## Aim of the task
Give the lines again exactly, from the one holding "OCR this image." to the last line of the listing below, both ends included and nothing added.

## Material for this task
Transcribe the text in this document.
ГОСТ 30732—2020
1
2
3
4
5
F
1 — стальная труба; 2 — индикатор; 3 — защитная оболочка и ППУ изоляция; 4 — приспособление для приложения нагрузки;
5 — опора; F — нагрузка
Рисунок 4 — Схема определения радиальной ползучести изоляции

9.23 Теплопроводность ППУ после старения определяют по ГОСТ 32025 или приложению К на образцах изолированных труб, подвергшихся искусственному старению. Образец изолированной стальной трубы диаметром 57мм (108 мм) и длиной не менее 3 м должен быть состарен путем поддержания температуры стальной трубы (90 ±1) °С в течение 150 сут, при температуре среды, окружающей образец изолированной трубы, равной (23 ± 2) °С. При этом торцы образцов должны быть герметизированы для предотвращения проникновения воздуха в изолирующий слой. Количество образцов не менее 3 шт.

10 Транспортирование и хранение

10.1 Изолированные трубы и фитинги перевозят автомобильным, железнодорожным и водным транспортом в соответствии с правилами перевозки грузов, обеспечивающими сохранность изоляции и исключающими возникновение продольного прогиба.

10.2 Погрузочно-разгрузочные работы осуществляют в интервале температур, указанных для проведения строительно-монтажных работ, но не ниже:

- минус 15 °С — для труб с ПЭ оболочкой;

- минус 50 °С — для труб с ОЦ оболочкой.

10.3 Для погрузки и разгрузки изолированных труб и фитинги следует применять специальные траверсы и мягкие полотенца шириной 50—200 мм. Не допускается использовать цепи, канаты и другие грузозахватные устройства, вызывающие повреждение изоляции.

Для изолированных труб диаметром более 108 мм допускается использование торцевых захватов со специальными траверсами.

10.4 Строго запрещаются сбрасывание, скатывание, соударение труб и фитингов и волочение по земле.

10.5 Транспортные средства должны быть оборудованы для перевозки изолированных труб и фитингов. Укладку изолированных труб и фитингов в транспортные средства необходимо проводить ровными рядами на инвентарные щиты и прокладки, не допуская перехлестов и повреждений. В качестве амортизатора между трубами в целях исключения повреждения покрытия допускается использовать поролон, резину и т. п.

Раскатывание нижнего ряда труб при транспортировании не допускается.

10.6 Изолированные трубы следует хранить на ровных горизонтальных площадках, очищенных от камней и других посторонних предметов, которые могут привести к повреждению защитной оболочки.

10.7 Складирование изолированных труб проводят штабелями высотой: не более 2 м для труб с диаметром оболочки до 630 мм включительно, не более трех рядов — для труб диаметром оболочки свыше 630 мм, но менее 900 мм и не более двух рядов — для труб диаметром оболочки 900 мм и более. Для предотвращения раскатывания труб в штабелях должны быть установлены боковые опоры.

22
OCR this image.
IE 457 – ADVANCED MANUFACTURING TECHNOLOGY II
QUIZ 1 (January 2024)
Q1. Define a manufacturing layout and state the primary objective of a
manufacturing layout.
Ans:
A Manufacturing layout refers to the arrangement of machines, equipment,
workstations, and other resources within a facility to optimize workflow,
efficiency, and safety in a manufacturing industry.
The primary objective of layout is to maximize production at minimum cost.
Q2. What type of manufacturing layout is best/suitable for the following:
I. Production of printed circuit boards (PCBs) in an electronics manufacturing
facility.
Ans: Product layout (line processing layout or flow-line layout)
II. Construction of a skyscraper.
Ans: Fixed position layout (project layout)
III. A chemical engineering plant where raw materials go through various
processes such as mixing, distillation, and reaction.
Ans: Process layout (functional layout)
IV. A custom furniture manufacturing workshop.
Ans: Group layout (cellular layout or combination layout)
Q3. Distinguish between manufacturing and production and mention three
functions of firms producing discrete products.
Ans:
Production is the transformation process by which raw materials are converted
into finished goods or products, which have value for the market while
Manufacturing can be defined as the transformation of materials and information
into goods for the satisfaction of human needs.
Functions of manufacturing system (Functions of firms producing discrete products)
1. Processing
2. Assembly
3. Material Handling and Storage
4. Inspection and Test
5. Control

## Solved exercise
OCR this image.
IE 457 – ADVANCED MANUFACTURING TECHNOLOGY II
QUIZ 1 (January 2024)
Q1. Define a manufacturing layout and state the primary objective of a
manufacturing layout.
Ans:
A Manufacturing layout refers to the arrangement of machines, equipment,
workstations, and other resources within a facility to optimize workflow,
efficiency, and safety in a manufacturing industry.
The primary objective of layout is to maximize production at minimum cost.
Q2. What type of manufacturing layout is best/suitable for the following:
I. Production of printed circuit boards (PCBs) in an electronics manufacturing
facility.
Ans: Product layout (line processing layout or flow-line layout)
II. Construction of a skyscraper.
Ans: Fixed position layout (project layout)
III. A chemical engineering plant where raw materials go through various
processes such as mixing, distillation, and reaction.
Ans: Process layout (functional layout)
IV. A custom furniture manufacturing workshop.
Ans: Group layout (cellular layout or combination layout)
Q3. Distinguish between manufacturing and production and mention three
functions of firms producing discrete products.
Ans:
Production is the transformation process by which raw materials are converted
into finished goods or products, which have value for the market while
Manufacturing can be defined as the transformation of materials and information
into goods for the satisfaction of human needs.
Functions of manufacturing system (Functions of firms producing discrete products)
1. Processing
2. Assembly
3. Material Handling and Storage
4. Inspection and Test
5. Control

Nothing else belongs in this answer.